▶ RECORD LIST
▬▬▬

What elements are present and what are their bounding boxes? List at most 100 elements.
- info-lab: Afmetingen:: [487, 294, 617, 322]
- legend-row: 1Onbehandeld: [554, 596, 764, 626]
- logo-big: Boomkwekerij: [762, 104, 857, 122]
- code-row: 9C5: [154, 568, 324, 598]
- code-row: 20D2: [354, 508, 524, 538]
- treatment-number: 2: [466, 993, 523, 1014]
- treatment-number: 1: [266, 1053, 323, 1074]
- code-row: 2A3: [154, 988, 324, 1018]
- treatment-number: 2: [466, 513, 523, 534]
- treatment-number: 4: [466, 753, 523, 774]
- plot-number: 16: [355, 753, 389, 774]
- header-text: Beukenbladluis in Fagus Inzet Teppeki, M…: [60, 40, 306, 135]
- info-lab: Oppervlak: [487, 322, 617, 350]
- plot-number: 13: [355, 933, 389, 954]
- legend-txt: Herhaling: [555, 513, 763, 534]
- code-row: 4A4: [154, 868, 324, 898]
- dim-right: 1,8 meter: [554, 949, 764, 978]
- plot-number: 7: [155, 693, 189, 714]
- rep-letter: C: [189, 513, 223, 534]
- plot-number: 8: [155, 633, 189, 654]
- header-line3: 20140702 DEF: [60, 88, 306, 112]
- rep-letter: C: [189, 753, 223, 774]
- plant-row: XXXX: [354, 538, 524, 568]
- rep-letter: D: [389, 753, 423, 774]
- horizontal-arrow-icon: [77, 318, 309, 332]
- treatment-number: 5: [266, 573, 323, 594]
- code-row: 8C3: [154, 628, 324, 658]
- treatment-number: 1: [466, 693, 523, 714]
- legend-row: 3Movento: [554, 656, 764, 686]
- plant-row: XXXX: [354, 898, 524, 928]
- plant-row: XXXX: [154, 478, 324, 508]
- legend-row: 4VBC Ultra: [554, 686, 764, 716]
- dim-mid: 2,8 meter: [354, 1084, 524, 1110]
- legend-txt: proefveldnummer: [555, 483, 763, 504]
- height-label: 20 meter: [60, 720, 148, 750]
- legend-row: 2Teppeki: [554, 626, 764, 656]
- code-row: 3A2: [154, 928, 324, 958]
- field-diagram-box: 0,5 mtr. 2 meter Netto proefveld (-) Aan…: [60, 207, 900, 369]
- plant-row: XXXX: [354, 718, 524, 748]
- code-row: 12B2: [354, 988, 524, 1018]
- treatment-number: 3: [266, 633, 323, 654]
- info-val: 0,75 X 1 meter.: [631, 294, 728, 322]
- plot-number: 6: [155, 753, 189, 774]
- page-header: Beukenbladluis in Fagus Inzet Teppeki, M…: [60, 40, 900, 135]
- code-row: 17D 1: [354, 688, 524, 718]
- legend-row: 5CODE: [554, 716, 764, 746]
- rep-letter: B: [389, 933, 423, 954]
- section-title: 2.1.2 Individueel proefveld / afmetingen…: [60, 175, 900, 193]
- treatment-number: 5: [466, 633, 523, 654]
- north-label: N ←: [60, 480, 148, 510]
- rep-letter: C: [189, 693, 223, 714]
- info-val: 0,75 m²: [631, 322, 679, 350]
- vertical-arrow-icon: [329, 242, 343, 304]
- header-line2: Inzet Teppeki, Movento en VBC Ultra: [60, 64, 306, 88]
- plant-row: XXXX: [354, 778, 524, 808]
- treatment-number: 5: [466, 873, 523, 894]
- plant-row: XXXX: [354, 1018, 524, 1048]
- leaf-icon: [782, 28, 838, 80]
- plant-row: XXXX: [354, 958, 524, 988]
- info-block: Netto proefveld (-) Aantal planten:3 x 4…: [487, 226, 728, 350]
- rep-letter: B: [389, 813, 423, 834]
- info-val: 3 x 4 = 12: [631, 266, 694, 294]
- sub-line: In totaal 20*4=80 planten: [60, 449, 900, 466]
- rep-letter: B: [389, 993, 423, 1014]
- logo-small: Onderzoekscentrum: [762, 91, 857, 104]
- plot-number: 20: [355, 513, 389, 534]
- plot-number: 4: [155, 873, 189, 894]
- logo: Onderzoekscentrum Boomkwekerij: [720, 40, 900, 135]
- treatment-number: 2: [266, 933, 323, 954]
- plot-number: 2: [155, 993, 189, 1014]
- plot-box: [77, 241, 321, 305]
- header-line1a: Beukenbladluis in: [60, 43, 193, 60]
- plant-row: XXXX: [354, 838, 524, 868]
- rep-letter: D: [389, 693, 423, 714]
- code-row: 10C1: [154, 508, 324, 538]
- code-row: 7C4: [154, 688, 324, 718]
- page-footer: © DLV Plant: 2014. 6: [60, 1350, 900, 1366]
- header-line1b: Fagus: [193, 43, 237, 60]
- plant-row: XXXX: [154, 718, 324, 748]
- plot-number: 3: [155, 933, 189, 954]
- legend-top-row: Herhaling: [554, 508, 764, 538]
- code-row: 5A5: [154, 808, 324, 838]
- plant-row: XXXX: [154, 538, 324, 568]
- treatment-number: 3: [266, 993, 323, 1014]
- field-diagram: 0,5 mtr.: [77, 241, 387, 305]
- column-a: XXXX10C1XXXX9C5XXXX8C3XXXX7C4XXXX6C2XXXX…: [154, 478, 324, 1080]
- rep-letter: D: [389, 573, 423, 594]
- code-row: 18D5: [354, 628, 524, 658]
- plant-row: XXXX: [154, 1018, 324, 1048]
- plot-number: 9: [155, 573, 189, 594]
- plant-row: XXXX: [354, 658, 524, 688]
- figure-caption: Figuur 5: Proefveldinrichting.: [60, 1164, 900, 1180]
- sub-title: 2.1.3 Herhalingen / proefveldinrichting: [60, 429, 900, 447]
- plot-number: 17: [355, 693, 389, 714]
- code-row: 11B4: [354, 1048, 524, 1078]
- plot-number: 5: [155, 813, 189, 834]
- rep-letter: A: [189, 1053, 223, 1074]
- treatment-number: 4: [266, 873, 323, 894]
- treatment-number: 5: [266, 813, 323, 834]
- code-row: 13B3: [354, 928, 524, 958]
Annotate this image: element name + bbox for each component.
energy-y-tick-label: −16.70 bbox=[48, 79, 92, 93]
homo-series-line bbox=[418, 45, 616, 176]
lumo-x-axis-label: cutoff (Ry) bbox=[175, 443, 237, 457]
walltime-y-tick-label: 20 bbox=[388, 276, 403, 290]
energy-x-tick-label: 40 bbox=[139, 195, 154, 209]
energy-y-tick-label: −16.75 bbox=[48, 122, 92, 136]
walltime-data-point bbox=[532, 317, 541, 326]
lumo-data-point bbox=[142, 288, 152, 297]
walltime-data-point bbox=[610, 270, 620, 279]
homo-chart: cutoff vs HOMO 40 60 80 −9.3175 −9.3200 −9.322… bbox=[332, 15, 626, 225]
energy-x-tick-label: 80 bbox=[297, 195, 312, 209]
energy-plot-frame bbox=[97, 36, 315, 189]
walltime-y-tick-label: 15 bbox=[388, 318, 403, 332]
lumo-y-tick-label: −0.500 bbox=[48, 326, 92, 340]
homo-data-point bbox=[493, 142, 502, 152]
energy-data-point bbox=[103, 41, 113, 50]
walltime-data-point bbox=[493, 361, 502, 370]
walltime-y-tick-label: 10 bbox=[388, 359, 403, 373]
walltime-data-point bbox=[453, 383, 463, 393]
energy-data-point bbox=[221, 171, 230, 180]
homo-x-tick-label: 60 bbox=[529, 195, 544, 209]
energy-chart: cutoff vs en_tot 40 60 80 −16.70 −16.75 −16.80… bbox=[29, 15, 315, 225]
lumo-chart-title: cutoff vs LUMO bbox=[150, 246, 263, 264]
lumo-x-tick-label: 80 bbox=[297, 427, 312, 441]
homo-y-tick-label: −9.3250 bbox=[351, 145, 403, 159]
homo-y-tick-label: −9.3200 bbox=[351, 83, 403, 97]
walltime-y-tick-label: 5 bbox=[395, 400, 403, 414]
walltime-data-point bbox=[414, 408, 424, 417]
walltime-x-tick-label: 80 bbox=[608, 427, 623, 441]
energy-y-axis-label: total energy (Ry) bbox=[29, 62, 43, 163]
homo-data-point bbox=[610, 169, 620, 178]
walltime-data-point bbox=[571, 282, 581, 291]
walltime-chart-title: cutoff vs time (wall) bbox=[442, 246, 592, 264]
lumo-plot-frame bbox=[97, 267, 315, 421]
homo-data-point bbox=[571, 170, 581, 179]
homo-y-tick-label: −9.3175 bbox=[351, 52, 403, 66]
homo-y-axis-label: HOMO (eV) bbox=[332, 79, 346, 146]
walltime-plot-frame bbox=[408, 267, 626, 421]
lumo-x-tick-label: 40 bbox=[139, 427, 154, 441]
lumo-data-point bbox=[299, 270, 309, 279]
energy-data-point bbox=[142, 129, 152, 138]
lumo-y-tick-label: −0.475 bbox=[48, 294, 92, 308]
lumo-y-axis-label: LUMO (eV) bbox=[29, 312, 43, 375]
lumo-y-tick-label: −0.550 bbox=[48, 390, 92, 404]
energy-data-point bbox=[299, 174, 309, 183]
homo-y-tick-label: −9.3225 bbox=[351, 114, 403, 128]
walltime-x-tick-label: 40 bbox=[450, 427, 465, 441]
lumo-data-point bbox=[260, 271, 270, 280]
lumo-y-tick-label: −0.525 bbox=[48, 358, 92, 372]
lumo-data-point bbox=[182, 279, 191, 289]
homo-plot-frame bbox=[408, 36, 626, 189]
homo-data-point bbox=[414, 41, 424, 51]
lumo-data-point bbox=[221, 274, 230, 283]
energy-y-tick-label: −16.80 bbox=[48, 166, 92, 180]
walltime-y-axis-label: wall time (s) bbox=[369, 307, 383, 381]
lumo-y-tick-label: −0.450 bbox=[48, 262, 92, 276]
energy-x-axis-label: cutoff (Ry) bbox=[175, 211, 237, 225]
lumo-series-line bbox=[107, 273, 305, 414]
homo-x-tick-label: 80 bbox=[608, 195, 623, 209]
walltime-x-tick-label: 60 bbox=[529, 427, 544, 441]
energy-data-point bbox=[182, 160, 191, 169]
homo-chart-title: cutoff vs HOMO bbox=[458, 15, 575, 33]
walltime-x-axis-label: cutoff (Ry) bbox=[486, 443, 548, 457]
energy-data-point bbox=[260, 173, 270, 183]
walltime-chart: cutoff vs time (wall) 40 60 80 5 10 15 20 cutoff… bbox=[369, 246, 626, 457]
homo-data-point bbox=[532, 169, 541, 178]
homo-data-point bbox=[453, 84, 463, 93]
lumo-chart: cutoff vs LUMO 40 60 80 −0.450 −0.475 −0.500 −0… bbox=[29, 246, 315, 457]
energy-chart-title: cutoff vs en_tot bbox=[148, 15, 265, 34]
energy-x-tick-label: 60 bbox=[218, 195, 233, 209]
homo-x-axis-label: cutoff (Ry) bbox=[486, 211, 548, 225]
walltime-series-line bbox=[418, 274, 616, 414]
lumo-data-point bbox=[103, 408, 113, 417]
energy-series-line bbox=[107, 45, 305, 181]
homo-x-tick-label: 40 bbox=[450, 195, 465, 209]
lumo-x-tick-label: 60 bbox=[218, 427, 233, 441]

▬▬▬

▶ WHAT IS REQUIRED
Return the items verbatim from their first line through the line containing "- code-row: 20D2: [354, 508, 524, 538]", including both of those lines.

▶ TASK ANSWER
What elements are present and what are their bounding boxes? List at most 100 elements.
- info-lab: Afmetingen:: [487, 294, 617, 322]
- legend-row: 1Onbehandeld: [554, 596, 764, 626]
- logo-big: Boomkwekerij: [762, 104, 857, 122]
- code-row: 9C5: [154, 568, 324, 598]
- code-row: 20D2: [354, 508, 524, 538]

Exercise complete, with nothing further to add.